* **JOB**
Return a copy of each line that holds the string "Creditos".

____ PROVIDED INFORMATION

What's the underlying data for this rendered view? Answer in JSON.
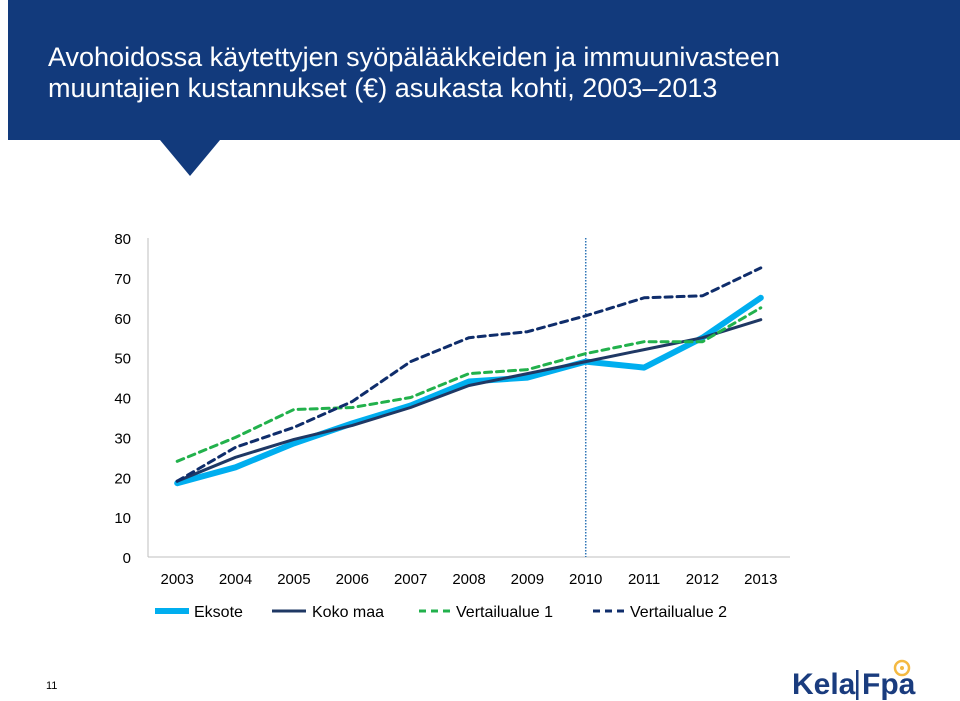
{
  "slide": {
    "title_line1": "Avohoidossa käytettyjen syöpälääkkeiden ja immuunivasteen",
    "title_line2": "muuntajien kustannukset (€) asukasta kohti, 2003–2013",
    "page_number": "11",
    "logo_text": "Kela|Fpa"
  },
  "colors": {
    "banner": "#123a7c",
    "eksote": "#00aeef",
    "koko_maa": "#1f3864",
    "vertailualue1": "#22b14c",
    "vertailualue2": "#0f2d6b",
    "marker_line": "#2e75b6"
  },
  "chart_data": {
    "type": "line",
    "x": [
      "2003",
      "2004",
      "2005",
      "2006",
      "2007",
      "2008",
      "2009",
      "2010",
      "2011",
      "2012",
      "2013"
    ],
    "ylim": [
      0,
      80
    ],
    "yticks": [
      "0",
      "10",
      "20",
      "30",
      "40",
      "50",
      "60",
      "70",
      "80"
    ],
    "grid": false,
    "legend_position": "bottom",
    "vertical_marker_x": "2010",
    "series": [
      {
        "name": "Eksote",
        "style": "solid-thick",
        "color": "#00aeef",
        "values": [
          18.5,
          22.5,
          28.5,
          33.5,
          38,
          44,
          45,
          49,
          47.5,
          55,
          65
        ]
      },
      {
        "name": "Koko maa",
        "style": "solid",
        "color": "#1f3864",
        "values": [
          19,
          25,
          29.5,
          33,
          37.5,
          43,
          46,
          49,
          52,
          55,
          59.5
        ]
      },
      {
        "name": "Vertailualue 1",
        "style": "dashed",
        "color": "#22b14c",
        "values": [
          24,
          30,
          37,
          37.5,
          40,
          46,
          47,
          51,
          54,
          54,
          62.5
        ]
      },
      {
        "name": "Vertailualue 2",
        "style": "dashed",
        "color": "#0f2d6b",
        "values": [
          19,
          27.5,
          32.5,
          39,
          49,
          55,
          56.5,
          60.5,
          65,
          65.5,
          72.5
        ]
      }
    ]
  }
}
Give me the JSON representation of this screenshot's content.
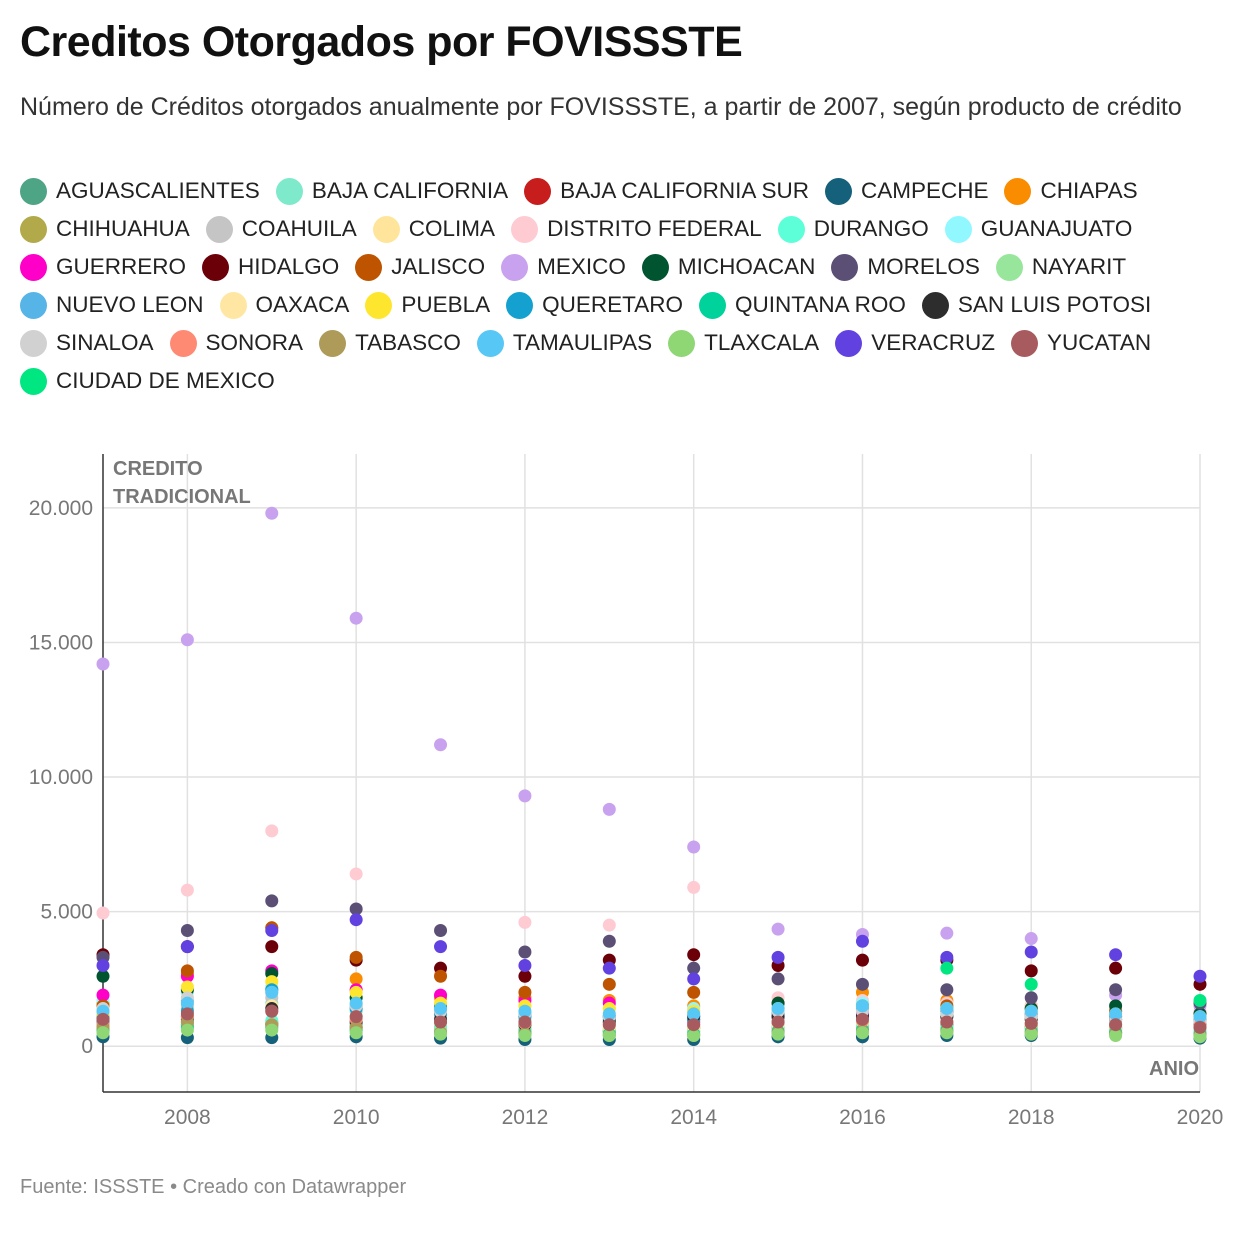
{
  "title": "Creditos Otorgados por FOVISSSTE",
  "subtitle": "Número de Créditos otorgados anualmente por FOVISSSTE, a partir de 2007, según producto de crédito",
  "footer": {
    "source_label": "Fuente: ISSSTE",
    "separator": " • ",
    "created_with": "Creado con Datawrapper"
  },
  "chart_data": {
    "type": "scatter",
    "title": "Creditos Otorgados por FOVISSSTE",
    "panel_label_line1": "CREDITO",
    "panel_label_line2": "TRADICIONAL",
    "xlabel": "ANIO",
    "ylabel": "",
    "xlim": [
      2007,
      2020
    ],
    "ylim": [
      -1700,
      22000
    ],
    "x_ticks": [
      2008,
      2010,
      2012,
      2014,
      2016,
      2018,
      2020
    ],
    "x_tick_labels": [
      "2008",
      "2010",
      "2012",
      "2014",
      "2016",
      "2018",
      "2020"
    ],
    "y_ticks": [
      0,
      5000,
      10000,
      15000,
      20000
    ],
    "y_tick_labels": [
      "0",
      "5.000",
      "10.000",
      "15.000",
      "20.000"
    ],
    "grid": true,
    "legend_position": "top",
    "x": [
      2007,
      2008,
      2009,
      2010,
      2011,
      2012,
      2013,
      2014,
      2015,
      2016,
      2017,
      2018,
      2019,
      2020
    ],
    "series": [
      {
        "name": "AGUASCALIENTES",
        "color": "#4ea585",
        "values": [
          800,
          900,
          850,
          700,
          600,
          600,
          550,
          550,
          700,
          750,
          800,
          700,
          650,
          550
        ]
      },
      {
        "name": "BAJA CALIFORNIA",
        "color": "#7fe9cb",
        "values": [
          1300,
          1400,
          1600,
          1300,
          1000,
          1000,
          900,
          900,
          1000,
          1100,
          1100,
          1000,
          900,
          800
        ]
      },
      {
        "name": "BAJA CALIFORNIA SUR",
        "color": "#c71e1d",
        "values": [
          700,
          800,
          800,
          700,
          600,
          600,
          550,
          700,
          800,
          900,
          800,
          750,
          700,
          650
        ]
      },
      {
        "name": "CAMPECHE",
        "color": "#15607a",
        "values": [
          350,
          320,
          320,
          350,
          300,
          250,
          250,
          250,
          350,
          350,
          400,
          400,
          500,
          300
        ]
      },
      {
        "name": "CHIAPAS",
        "color": "#fa8c00",
        "values": [
          1600,
          2700,
          4400,
          2500,
          1800,
          1800,
          1700,
          1500,
          1400,
          2000,
          1700,
          1500,
          1300,
          1200
        ]
      },
      {
        "name": "CHIHUAHUA",
        "color": "#b2a94a",
        "values": [
          1000,
          1100,
          900,
          800,
          700,
          650,
          600,
          650,
          700,
          750,
          700,
          650,
          600,
          550
        ]
      },
      {
        "name": "COAHUILA",
        "color": "#c5c5c5",
        "values": [
          1200,
          1500,
          1800,
          1400,
          1200,
          1100,
          1100,
          1300,
          1300,
          1200,
          1100,
          1000,
          950,
          900
        ]
      },
      {
        "name": "COLIMA",
        "color": "#ffe59c",
        "values": [
          600,
          700,
          700,
          600,
          500,
          450,
          450,
          450,
          500,
          550,
          550,
          500,
          450,
          400
        ]
      },
      {
        "name": "DISTRITO FEDERAL",
        "color": "#ffcbd3",
        "values": [
          4950,
          5800,
          8000,
          6400,
          2700,
          4600,
          4500,
          5900,
          1800,
          1700,
          1600,
          1500,
          1400,
          1300
        ]
      },
      {
        "name": "DURANGO",
        "color": "#5cffd8",
        "values": [
          900,
          1000,
          950,
          800,
          700,
          700,
          650,
          700,
          750,
          800,
          750,
          700,
          650,
          600
        ]
      },
      {
        "name": "GUANAJUATO",
        "color": "#92f8ff",
        "values": [
          1700,
          2000,
          2200,
          1800,
          1500,
          1500,
          1400,
          1400,
          1500,
          1600,
          1500,
          1400,
          1300,
          1200
        ]
      },
      {
        "name": "GUERRERO",
        "color": "#ff00c8",
        "values": [
          1900,
          2600,
          2800,
          2100,
          1900,
          1700,
          1600,
          900,
          1100,
          1200,
          1300,
          1200,
          1100,
          1000
        ]
      },
      {
        "name": "HIDALGO",
        "color": "#6b0008",
        "values": [
          3400,
          3700,
          3700,
          3200,
          2900,
          2600,
          3200,
          3400,
          3000,
          3200,
          3200,
          2800,
          2900,
          2300
        ]
      },
      {
        "name": "JALISCO",
        "color": "#be5400",
        "values": [
          1500,
          2800,
          4400,
          3300,
          2600,
          2000,
          2300,
          2000,
          1600,
          1500,
          1500,
          1400,
          1300,
          1200
        ]
      },
      {
        "name": "MEXICO",
        "color": "#c8a2ee",
        "values": [
          14200,
          15100,
          19800,
          15900,
          11200,
          9300,
          8800,
          7400,
          4350,
          4150,
          4200,
          4000,
          1900,
          1500
        ]
      },
      {
        "name": "MICHOACAN",
        "color": "#005430",
        "values": [
          2600,
          2100,
          2700,
          1800,
          1500,
          1200,
          1100,
          1000,
          1600,
          1500,
          1400,
          1400,
          1500,
          1200
        ]
      },
      {
        "name": "MORELOS",
        "color": "#5c4f76",
        "values": [
          3300,
          4300,
          5400,
          5100,
          4300,
          3500,
          3900,
          2900,
          2500,
          2300,
          2100,
          1800,
          2100,
          1600
        ]
      },
      {
        "name": "NAYARIT",
        "color": "#98e69c",
        "values": [
          700,
          800,
          800,
          700,
          600,
          600,
          550,
          550,
          600,
          650,
          650,
          600,
          550,
          500
        ]
      },
      {
        "name": "NUEVO LEON",
        "color": "#57b4e6",
        "values": [
          1100,
          1700,
          2100,
          1500,
          1300,
          1200,
          1100,
          1100,
          1300,
          1400,
          1300,
          1200,
          1100,
          1000
        ]
      },
      {
        "name": "OAXACA",
        "color": "#ffe7a3",
        "values": [
          900,
          1200,
          1500,
          1100,
          900,
          800,
          700,
          700,
          800,
          900,
          900,
          800,
          750,
          700
        ]
      },
      {
        "name": "PUEBLA",
        "color": "#ffe62e",
        "values": [
          1200,
          2200,
          2400,
          2000,
          1600,
          1500,
          1400,
          1300,
          1400,
          1500,
          1400,
          1300,
          1200,
          1100
        ]
      },
      {
        "name": "QUERETARO",
        "color": "#15a1cf",
        "values": [
          900,
          1300,
          2100,
          1400,
          1200,
          1100,
          1000,
          1000,
          1200,
          1300,
          1200,
          1100,
          1000,
          900
        ]
      },
      {
        "name": "QUINTANA ROO",
        "color": "#00d29b",
        "values": [
          600,
          700,
          700,
          600,
          500,
          500,
          450,
          450,
          550,
          600,
          600,
          550,
          500,
          450
        ]
      },
      {
        "name": "SAN LUIS POTOSI",
        "color": "#2d2d2d",
        "values": [
          1000,
          1000,
          1400,
          900,
          1000,
          800,
          900,
          1100,
          1100,
          1100,
          1100,
          1000,
          1000,
          800
        ]
      },
      {
        "name": "SINALOA",
        "color": "#d1d1d1",
        "values": [
          1400,
          1800,
          2000,
          1500,
          1300,
          1200,
          1100,
          1200,
          1300,
          1300,
          1200,
          1100,
          1000,
          900
        ]
      },
      {
        "name": "SONORA",
        "color": "#ff8a74",
        "values": [
          800,
          1100,
          1300,
          1000,
          900,
          850,
          800,
          800,
          900,
          950,
          900,
          850,
          800,
          750
        ]
      },
      {
        "name": "TABASCO",
        "color": "#ae9b5a",
        "values": [
          700,
          900,
          800,
          700,
          500,
          450,
          400,
          400,
          500,
          550,
          550,
          500,
          450,
          400
        ]
      },
      {
        "name": "TAMAULIPAS",
        "color": "#57c7f5",
        "values": [
          1300,
          1600,
          2000,
          1600,
          1400,
          1300,
          1200,
          1200,
          1400,
          1500,
          1400,
          1300,
          1200,
          1100
        ]
      },
      {
        "name": "TLAXCALA",
        "color": "#8fd675",
        "values": [
          500,
          600,
          600,
          500,
          450,
          400,
          400,
          400,
          450,
          500,
          500,
          450,
          400,
          350
        ]
      },
      {
        "name": "VERACRUZ",
        "color": "#6142e0",
        "values": [
          3000,
          3700,
          4300,
          4700,
          3700,
          3000,
          2900,
          2500,
          3300,
          3900,
          3300,
          3500,
          3400,
          2600
        ]
      },
      {
        "name": "YUCATAN",
        "color": "#a85b5e",
        "values": [
          1000,
          1200,
          1300,
          1100,
          900,
          900,
          800,
          800,
          900,
          1000,
          900,
          850,
          800,
          700
        ]
      },
      {
        "name": "CIUDAD DE MEXICO",
        "color": "#00e681",
        "values": [
          null,
          null,
          null,
          null,
          null,
          null,
          null,
          null,
          null,
          null,
          2900,
          2300,
          null,
          1700
        ]
      }
    ]
  }
}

________

* **RESULT OF THIS EXERCISE**
  "title": "Creditos Otorgados por FOVISSSTE",
    "title": "Creditos Otorgados por FOVISSSTE",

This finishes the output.